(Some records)
## start

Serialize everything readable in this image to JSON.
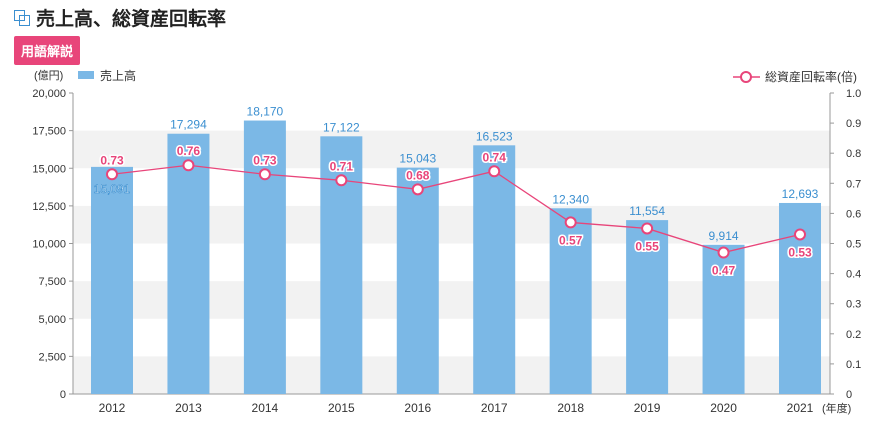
{
  "header": {
    "title": "売上高、総資産回転率",
    "glossary_button": "用語解説"
  },
  "colors": {
    "bar": "#7bb8e6",
    "line": "#e8457a",
    "band": "#f2f2f2"
  },
  "chart_data": {
    "type": "bar+line",
    "categories": [
      "2012",
      "2013",
      "2014",
      "2015",
      "2016",
      "2017",
      "2018",
      "2019",
      "2020",
      "2021"
    ],
    "x_unit": "(年度)",
    "series": [
      {
        "name": "売上高",
        "type": "bar",
        "axis": "left",
        "values": [
          15091,
          17294,
          18170,
          17122,
          15043,
          16523,
          12340,
          11554,
          9914,
          12693
        ],
        "labels": [
          "15,091",
          "17,294",
          "18,170",
          "17,122",
          "15,043",
          "16,523",
          "12,340",
          "11,554",
          "9,914",
          "12,693"
        ]
      },
      {
        "name": "総資産回転率(倍)",
        "type": "line",
        "axis": "right",
        "values": [
          0.73,
          0.76,
          0.73,
          0.71,
          0.68,
          0.74,
          0.57,
          0.55,
          0.47,
          0.53
        ],
        "labels": [
          "0.73",
          "0.76",
          "0.73",
          "0.71",
          "0.68",
          "0.74",
          "0.57",
          "0.55",
          "0.47",
          "0.53"
        ]
      }
    ],
    "left_axis": {
      "unit": "(億円)",
      "ylim": [
        0,
        20000
      ],
      "ticks": [
        "0",
        "2,500",
        "5,000",
        "7,500",
        "10,000",
        "12,500",
        "15,000",
        "17,500",
        "20,000"
      ]
    },
    "right_axis": {
      "ylim": [
        0,
        1.0
      ],
      "ticks": [
        "0",
        "0.1",
        "0.2",
        "0.3",
        "0.4",
        "0.5",
        "0.6",
        "0.7",
        "0.8",
        "0.9",
        "1.0"
      ]
    },
    "legend": {
      "bar": "売上高",
      "line": "総資産回転率(倍)"
    }
  }
}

## end

## EXERCISE BRIEF:
Leave out the pictures and copy the rest of the material above exactly.

## EXPECTED ANSWER:
Serialize everything readable in this image to JSON.
{
  "header": {
    "title": "売上高、総資産回転率",
    "glossary_button": "用語解説"
  },
  "colors": {
    "bar": "#7bb8e6",
    "line": "#e8457a",
    "band": "#f2f2f2"
  },
  "chart_data": {
    "type": "bar+line",
    "categories": [
      "2012",
      "2013",
      "2014",
      "2015",
      "2016",
      "2017",
      "2018",
      "2019",
      "2020",
      "2021"
    ],
    "x_unit": "(年度)",
    "series": [
      {
        "name": "売上高",
        "type": "bar",
        "axis": "left",
        "values": [
          15091,
          17294,
          18170,
          17122,
          15043,
          16523,
          12340,
          11554,
          9914,
          12693
        ],
        "labels": [
          "15,091",
          "17,294",
          "18,170",
          "17,122",
          "15,043",
          "16,523",
          "12,340",
          "11,554",
          "9,914",
          "12,693"
        ]
      },
      {
        "name": "総資産回転率(倍)",
        "type": "line",
        "axis": "right",
        "values": [
          0.73,
          0.76,
          0.73,
          0.71,
          0.68,
          0.74,
          0.57,
          0.55,
          0.47,
          0.53
        ],
        "labels": [
          "0.73",
          "0.76",
          "0.73",
          "0.71",
          "0.68",
          "0.74",
          "0.57",
          "0.55",
          "0.47",
          "0.53"
        ]
      }
    ],
    "left_axis": {
      "unit": "(億円)",
      "ylim": [
        0,
        20000
      ],
      "ticks": [
        "0",
        "2,500",
        "5,000",
        "7,500",
        "10,000",
        "12,500",
        "15,000",
        "17,500",
        "20,000"
      ]
    },
    "right_axis": {
      "ylim": [
        0,
        1.0
      ],
      "ticks": [
        "0",
        "0.1",
        "0.2",
        "0.3",
        "0.4",
        "0.5",
        "0.6",
        "0.7",
        "0.8",
        "0.9",
        "1.0"
      ]
    },
    "legend": {
      "bar": "売上高",
      "line": "総資産回転率(倍)"
    }
  }
}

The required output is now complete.